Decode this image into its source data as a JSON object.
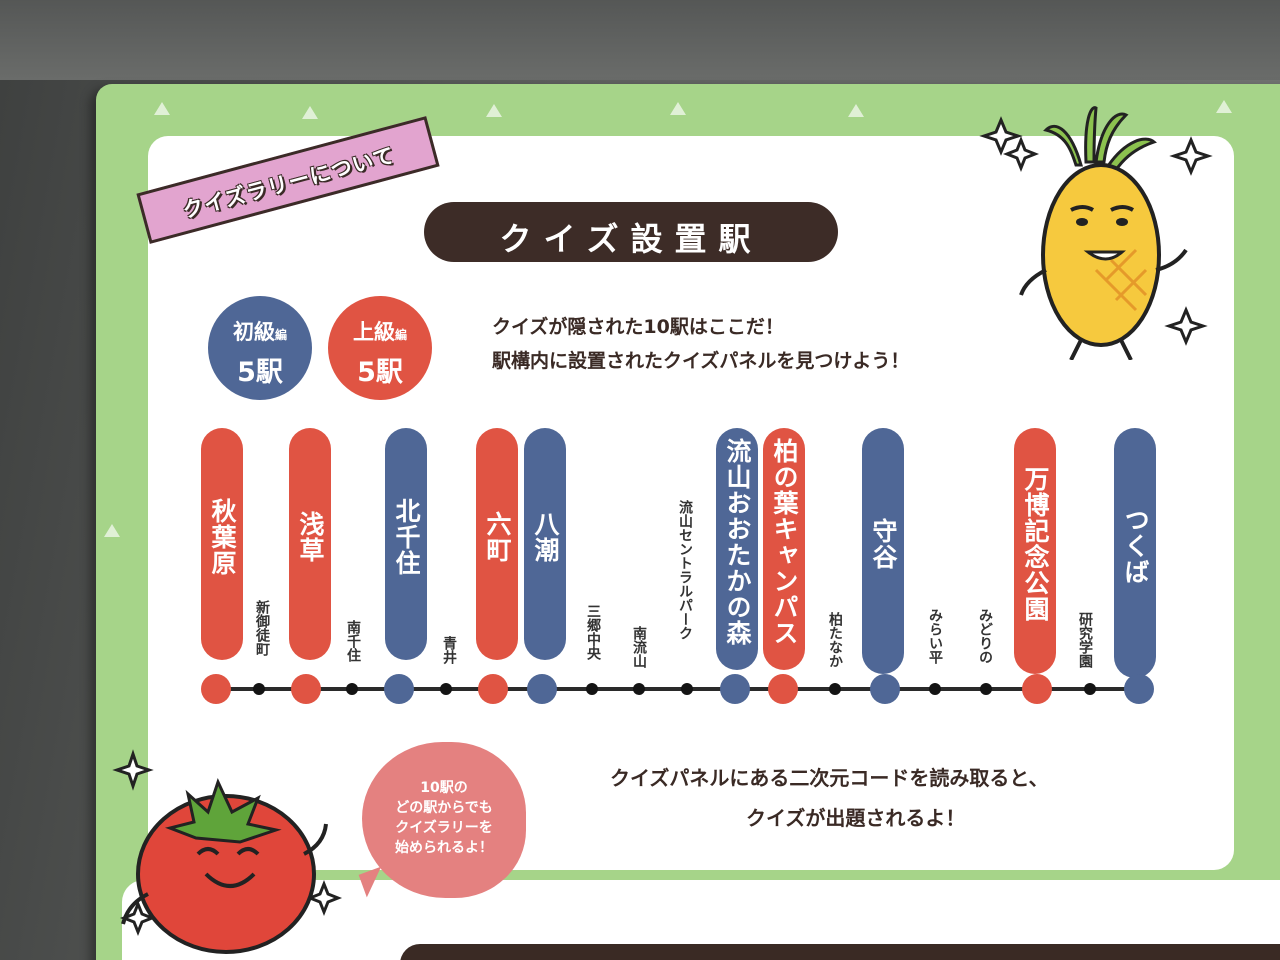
{
  "header": {
    "ribbon": "クイズラリーについて",
    "title": "クイズ設置駅"
  },
  "levels": [
    {
      "name": "初級",
      "suffix": "編",
      "count": "5駅",
      "color": "#4f6796"
    },
    {
      "name": "上級",
      "suffix": "編",
      "count": "5駅",
      "color": "#e05443"
    }
  ],
  "intro": {
    "line1": "クイズが隠された10駅はここだ！",
    "line2": "駅構内に設置されたクイズパネルを見つけよう！"
  },
  "stations": [
    {
      "name": "秋葉原",
      "level": "上級"
    },
    {
      "name": "新御徒町"
    },
    {
      "name": "浅草",
      "level": "上級"
    },
    {
      "name": "南千住"
    },
    {
      "name": "北千住",
      "level": "初級"
    },
    {
      "name": "青井"
    },
    {
      "name": "六町",
      "level": "上級"
    },
    {
      "name": "八潮",
      "level": "初級"
    },
    {
      "name": "三郷中央"
    },
    {
      "name": "南流山"
    },
    {
      "name": "流山セントラルパーク"
    },
    {
      "name": "流山おおたかの森",
      "level": "初級"
    },
    {
      "name": "柏の葉キャンパス",
      "level": "上級"
    },
    {
      "name": "柏たなか"
    },
    {
      "name": "守谷",
      "level": "初級"
    },
    {
      "name": "みらい平"
    },
    {
      "name": "みどりの"
    },
    {
      "name": "万博記念公園",
      "level": "上級"
    },
    {
      "name": "研究学園"
    },
    {
      "name": "つくば",
      "level": "初級"
    }
  ],
  "bottom": {
    "line1": "クイズパネルにある二次元コードを読み取ると、",
    "line2": "クイズが出題されるよ！"
  },
  "speech": {
    "lines": [
      "10駅の",
      "どの駅からでも",
      "クイズラリーを",
      "始められるよ！"
    ]
  },
  "colors": {
    "red": "#e05443",
    "blue": "#4f6796",
    "green": "#a6d489",
    "dark": "#3d2c27",
    "pink": "#e2a4cf"
  }
}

####

Directive => Pictures don't belong in the copy. Restate all the entries exactly.

The response =>
Decode this image into its source data as a JSON object.
{
  "header": {
    "ribbon": "クイズラリーについて",
    "title": "クイズ設置駅"
  },
  "levels": [
    {
      "name": "初級",
      "suffix": "編",
      "count": "5駅",
      "color": "#4f6796"
    },
    {
      "name": "上級",
      "suffix": "編",
      "count": "5駅",
      "color": "#e05443"
    }
  ],
  "intro": {
    "line1": "クイズが隠された10駅はここだ！",
    "line2": "駅構内に設置されたクイズパネルを見つけよう！"
  },
  "stations": [
    {
      "name": "秋葉原",
      "level": "上級"
    },
    {
      "name": "新御徒町"
    },
    {
      "name": "浅草",
      "level": "上級"
    },
    {
      "name": "南千住"
    },
    {
      "name": "北千住",
      "level": "初級"
    },
    {
      "name": "青井"
    },
    {
      "name": "六町",
      "level": "上級"
    },
    {
      "name": "八潮",
      "level": "初級"
    },
    {
      "name": "三郷中央"
    },
    {
      "name": "南流山"
    },
    {
      "name": "流山セントラルパーク"
    },
    {
      "name": "流山おおたかの森",
      "level": "初級"
    },
    {
      "name": "柏の葉キャンパス",
      "level": "上級"
    },
    {
      "name": "柏たなか"
    },
    {
      "name": "守谷",
      "level": "初級"
    },
    {
      "name": "みらい平"
    },
    {
      "name": "みどりの"
    },
    {
      "name": "万博記念公園",
      "level": "上級"
    },
    {
      "name": "研究学園"
    },
    {
      "name": "つくば",
      "level": "初級"
    }
  ],
  "bottom": {
    "line1": "クイズパネルにある二次元コードを読み取ると、",
    "line2": "クイズが出題されるよ！"
  },
  "speech": {
    "lines": [
      "10駅の",
      "どの駅からでも",
      "クイズラリーを",
      "始められるよ！"
    ]
  },
  "colors": {
    "red": "#e05443",
    "blue": "#4f6796",
    "green": "#a6d489",
    "dark": "#3d2c27",
    "pink": "#e2a4cf"
  }
}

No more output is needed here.